■ SHORT EXERCISE: Of the lines in these entries, how many contain the string "excess"? Give the number and nothing else.

-- START THE DATA --

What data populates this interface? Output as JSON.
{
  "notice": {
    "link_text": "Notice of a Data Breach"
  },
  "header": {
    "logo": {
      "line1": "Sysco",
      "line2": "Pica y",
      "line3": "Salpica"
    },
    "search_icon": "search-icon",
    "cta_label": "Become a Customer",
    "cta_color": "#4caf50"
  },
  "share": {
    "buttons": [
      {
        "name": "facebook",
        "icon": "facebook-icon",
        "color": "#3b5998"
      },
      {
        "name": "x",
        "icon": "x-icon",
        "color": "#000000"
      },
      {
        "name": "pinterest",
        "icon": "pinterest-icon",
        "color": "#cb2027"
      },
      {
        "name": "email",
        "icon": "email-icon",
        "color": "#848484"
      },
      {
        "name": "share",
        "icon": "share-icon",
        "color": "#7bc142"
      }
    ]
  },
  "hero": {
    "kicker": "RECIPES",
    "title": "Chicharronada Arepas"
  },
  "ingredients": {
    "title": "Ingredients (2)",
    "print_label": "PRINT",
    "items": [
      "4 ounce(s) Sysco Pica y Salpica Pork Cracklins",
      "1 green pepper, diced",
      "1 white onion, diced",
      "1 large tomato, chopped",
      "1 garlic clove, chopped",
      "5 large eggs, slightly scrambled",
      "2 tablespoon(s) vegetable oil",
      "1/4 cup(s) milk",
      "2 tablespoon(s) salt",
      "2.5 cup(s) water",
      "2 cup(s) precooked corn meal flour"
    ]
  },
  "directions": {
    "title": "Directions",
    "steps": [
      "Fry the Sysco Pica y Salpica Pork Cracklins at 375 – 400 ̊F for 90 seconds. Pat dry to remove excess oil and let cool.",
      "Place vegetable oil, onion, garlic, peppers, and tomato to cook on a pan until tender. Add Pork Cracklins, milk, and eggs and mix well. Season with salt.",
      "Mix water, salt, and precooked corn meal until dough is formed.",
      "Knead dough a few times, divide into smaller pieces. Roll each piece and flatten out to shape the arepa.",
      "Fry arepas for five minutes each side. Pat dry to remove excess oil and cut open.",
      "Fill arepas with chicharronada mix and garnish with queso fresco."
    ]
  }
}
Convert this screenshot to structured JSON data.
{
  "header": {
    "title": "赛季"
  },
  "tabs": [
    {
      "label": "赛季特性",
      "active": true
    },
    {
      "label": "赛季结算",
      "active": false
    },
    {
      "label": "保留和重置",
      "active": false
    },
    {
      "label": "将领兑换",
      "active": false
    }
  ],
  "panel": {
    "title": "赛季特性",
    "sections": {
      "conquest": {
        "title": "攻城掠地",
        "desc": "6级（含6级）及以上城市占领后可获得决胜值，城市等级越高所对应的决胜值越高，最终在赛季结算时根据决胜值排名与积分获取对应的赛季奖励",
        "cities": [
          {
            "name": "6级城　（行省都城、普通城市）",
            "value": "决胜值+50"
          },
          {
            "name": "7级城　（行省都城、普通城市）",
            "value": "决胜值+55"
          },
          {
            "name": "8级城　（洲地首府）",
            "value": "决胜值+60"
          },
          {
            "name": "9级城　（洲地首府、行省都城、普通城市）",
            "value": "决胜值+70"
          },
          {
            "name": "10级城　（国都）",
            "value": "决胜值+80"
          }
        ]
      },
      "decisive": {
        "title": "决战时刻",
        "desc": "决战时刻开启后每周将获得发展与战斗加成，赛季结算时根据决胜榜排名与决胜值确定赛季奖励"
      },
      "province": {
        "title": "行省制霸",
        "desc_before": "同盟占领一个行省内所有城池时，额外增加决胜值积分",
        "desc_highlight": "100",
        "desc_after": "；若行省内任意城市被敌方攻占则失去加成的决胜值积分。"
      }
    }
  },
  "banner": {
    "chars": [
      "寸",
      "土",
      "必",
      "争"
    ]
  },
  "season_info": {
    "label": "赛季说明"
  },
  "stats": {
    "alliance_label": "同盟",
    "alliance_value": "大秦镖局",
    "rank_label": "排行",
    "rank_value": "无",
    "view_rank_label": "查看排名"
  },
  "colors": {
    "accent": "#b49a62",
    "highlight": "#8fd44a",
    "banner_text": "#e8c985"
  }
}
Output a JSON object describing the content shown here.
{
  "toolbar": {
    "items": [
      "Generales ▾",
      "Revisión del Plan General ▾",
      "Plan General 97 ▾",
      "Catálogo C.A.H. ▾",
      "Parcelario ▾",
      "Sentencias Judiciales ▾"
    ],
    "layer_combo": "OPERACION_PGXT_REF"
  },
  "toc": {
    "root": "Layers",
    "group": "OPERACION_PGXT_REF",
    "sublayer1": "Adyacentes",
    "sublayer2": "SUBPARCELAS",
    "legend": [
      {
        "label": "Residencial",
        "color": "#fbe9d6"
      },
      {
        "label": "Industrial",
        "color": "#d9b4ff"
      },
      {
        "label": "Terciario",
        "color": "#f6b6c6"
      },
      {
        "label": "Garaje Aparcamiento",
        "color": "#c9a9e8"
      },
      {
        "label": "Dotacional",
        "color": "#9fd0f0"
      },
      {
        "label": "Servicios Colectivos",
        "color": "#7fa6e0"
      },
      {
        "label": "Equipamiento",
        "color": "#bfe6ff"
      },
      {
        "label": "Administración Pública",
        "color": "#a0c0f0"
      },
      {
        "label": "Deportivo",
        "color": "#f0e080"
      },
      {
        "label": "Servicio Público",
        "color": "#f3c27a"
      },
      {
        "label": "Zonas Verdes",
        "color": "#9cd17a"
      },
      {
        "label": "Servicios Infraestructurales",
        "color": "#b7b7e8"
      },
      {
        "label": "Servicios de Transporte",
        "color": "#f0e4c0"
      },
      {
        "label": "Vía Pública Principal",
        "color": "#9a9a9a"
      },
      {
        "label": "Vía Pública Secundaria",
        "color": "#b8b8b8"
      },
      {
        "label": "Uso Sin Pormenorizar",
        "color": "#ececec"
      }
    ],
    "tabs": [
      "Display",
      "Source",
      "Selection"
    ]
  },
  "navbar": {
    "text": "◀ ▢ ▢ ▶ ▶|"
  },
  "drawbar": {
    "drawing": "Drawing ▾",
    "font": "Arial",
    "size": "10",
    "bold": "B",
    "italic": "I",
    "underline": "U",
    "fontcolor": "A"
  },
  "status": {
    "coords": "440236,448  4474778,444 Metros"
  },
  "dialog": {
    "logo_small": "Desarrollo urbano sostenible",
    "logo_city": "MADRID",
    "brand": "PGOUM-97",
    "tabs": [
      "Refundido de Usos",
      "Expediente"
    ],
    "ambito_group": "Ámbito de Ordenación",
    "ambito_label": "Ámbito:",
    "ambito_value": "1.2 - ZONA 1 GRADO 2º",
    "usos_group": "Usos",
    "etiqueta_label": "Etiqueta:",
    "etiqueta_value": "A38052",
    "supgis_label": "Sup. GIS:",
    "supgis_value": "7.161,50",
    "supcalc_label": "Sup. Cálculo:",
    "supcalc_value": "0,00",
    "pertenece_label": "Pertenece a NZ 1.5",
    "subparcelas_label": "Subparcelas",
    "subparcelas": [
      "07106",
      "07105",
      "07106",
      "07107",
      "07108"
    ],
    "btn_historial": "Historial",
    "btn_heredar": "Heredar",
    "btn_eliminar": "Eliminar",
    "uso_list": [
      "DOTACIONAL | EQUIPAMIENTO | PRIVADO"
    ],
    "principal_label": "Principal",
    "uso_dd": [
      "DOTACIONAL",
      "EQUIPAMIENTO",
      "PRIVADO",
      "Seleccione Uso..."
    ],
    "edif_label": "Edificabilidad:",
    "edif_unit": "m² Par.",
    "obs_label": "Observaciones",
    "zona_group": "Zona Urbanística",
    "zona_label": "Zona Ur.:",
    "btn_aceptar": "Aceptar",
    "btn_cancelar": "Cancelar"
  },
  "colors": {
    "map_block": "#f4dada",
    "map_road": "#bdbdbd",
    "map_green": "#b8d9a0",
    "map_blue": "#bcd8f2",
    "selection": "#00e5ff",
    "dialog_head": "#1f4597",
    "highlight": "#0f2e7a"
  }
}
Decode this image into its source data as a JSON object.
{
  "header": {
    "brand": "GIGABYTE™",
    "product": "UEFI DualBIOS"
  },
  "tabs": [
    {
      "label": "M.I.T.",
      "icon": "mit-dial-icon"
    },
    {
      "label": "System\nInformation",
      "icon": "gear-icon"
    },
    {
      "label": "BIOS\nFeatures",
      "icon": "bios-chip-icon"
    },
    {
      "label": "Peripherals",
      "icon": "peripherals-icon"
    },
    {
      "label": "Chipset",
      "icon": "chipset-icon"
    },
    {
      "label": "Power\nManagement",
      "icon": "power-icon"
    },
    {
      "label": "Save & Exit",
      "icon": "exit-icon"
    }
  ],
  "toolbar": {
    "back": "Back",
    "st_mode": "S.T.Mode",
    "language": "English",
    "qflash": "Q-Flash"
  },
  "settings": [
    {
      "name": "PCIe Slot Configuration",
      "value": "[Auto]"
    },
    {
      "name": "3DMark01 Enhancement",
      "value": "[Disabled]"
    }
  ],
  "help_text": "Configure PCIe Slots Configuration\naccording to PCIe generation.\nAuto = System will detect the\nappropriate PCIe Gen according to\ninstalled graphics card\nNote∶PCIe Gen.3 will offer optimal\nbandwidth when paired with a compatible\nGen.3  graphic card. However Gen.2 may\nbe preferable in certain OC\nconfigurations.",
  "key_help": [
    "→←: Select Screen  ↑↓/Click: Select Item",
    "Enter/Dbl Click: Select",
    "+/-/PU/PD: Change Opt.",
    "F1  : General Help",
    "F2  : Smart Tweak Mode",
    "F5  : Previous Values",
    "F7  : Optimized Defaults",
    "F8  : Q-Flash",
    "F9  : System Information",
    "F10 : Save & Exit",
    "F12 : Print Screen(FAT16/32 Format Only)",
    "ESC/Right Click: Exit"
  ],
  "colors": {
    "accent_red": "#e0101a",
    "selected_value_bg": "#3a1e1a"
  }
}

-- END THE DATA --

■ TASK RESULT: 2